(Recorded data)
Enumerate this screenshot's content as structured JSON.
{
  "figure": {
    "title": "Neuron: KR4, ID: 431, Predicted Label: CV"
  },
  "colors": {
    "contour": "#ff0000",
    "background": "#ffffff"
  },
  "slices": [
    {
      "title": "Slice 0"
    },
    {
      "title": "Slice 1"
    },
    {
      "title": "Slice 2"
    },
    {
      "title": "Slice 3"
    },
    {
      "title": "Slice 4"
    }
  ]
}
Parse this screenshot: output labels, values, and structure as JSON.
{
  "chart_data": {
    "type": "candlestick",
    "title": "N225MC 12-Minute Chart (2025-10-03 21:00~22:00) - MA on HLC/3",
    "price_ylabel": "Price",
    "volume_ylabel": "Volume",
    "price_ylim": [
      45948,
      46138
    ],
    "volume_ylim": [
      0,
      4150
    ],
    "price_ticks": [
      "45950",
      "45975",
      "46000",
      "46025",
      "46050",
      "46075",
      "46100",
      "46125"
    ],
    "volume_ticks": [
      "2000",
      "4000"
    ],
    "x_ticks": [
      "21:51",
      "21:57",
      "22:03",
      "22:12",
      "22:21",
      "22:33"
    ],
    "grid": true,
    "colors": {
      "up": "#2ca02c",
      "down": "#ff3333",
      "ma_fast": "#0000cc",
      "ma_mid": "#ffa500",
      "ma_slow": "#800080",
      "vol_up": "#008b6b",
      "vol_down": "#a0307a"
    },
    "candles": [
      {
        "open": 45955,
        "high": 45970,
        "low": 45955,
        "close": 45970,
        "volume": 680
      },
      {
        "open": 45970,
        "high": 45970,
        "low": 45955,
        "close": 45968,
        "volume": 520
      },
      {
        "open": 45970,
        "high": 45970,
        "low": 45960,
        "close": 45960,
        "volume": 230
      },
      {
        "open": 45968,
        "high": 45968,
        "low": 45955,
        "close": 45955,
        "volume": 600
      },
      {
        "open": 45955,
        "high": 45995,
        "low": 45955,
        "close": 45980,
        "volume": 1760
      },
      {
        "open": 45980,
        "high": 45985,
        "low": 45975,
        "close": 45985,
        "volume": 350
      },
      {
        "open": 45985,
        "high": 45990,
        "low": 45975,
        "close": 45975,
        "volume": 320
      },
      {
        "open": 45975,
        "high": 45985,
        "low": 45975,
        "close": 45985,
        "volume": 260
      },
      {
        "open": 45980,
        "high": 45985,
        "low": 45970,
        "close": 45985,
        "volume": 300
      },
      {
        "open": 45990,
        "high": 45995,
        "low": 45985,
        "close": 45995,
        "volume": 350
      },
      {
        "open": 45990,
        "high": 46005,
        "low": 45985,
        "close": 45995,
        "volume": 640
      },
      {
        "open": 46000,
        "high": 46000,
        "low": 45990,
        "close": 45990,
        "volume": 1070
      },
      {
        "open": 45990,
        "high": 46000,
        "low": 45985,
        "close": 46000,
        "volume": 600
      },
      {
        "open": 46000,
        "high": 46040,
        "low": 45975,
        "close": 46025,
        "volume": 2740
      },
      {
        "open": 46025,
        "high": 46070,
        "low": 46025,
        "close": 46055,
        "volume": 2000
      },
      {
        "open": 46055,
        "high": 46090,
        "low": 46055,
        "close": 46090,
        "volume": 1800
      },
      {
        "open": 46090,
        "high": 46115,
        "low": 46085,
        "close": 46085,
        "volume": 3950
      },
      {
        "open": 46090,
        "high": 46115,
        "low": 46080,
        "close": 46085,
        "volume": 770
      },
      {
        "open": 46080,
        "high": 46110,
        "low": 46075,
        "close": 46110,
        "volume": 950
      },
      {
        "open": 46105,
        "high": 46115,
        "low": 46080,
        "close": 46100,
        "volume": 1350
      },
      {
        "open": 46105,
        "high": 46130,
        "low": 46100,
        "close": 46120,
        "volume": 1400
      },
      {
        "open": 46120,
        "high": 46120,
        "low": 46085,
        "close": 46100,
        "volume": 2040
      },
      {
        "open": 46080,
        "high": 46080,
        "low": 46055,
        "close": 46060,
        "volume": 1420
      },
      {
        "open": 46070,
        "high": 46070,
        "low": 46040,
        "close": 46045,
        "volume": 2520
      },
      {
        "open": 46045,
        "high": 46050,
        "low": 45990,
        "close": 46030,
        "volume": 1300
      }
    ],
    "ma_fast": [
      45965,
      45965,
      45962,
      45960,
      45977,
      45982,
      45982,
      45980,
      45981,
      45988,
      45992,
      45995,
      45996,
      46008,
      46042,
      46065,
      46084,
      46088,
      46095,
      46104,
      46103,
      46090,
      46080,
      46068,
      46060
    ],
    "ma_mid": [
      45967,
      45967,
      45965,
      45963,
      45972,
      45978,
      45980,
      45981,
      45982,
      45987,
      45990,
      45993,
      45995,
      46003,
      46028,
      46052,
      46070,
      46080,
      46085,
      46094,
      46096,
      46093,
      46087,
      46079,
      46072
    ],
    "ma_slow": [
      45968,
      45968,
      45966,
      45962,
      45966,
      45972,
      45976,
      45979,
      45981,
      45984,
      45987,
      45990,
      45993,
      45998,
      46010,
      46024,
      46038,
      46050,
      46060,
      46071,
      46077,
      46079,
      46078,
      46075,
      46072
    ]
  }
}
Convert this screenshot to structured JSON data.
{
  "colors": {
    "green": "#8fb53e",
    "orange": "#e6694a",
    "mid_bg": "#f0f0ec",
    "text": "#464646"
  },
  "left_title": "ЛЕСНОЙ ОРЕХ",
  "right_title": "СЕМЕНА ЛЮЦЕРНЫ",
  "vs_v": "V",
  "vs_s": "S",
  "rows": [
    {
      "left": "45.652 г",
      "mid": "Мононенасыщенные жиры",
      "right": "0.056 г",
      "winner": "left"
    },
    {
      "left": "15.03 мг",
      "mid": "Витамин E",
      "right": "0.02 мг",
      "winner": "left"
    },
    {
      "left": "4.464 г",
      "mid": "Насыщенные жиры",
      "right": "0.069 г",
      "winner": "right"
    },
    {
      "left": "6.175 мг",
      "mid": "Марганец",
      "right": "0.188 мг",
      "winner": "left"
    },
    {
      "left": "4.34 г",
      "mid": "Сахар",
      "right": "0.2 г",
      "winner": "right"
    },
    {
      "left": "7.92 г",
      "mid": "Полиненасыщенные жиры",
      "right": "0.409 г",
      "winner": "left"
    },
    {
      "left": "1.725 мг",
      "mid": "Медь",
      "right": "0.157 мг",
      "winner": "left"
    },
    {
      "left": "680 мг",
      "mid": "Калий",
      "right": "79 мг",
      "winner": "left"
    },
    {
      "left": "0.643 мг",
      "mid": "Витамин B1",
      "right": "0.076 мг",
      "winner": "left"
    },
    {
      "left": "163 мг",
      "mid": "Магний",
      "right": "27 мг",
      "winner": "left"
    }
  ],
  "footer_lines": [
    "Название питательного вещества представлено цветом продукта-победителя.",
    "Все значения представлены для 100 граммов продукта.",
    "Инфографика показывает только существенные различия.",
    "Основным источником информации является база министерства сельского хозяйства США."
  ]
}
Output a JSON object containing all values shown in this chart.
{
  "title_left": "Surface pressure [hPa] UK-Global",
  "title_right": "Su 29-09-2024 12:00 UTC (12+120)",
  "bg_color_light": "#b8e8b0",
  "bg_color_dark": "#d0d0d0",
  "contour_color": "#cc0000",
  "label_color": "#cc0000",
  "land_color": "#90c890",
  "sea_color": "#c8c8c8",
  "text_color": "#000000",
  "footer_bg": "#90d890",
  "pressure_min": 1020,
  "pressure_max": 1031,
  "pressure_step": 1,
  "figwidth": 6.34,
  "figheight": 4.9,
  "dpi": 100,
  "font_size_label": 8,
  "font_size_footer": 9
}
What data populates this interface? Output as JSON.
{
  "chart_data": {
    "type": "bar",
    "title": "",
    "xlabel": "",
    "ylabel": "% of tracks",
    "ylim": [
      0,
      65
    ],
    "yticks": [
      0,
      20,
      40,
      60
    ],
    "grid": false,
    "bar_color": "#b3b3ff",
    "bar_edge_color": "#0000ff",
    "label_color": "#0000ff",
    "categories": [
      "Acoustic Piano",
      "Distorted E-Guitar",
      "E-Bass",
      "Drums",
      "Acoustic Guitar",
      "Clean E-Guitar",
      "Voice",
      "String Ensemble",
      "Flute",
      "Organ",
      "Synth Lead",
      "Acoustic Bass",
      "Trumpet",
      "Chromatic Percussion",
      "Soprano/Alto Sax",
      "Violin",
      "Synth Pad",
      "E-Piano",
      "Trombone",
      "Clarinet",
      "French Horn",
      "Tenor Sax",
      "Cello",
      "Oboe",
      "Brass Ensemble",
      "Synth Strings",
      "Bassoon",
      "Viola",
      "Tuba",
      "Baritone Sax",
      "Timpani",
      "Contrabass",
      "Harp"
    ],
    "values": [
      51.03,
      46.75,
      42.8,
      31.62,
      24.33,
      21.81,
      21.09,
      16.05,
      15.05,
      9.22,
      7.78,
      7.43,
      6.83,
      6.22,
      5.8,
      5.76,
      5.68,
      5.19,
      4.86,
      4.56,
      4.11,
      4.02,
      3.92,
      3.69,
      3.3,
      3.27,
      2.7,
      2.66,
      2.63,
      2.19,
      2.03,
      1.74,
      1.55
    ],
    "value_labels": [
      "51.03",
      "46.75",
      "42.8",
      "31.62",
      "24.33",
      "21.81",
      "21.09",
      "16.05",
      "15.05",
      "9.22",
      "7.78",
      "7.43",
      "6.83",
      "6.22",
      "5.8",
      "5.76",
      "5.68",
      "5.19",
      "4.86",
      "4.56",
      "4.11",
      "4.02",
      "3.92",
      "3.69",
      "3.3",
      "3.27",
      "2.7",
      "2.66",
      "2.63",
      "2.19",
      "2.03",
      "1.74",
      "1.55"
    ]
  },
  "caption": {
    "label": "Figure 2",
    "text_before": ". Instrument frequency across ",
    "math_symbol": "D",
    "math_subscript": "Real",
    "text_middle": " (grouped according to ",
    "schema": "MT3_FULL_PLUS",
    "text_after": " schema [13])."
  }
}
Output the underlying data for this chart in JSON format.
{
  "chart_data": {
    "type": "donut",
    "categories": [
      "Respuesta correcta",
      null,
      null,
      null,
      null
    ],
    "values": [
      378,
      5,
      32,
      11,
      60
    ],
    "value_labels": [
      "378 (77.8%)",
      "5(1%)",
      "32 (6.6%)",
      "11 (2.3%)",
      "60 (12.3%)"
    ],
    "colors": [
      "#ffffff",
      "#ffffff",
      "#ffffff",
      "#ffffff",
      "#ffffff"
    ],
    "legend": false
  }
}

# Task objective:
Give the number of lines in the listing above that hold the string "schema", with nothing else.

# The completed task:
2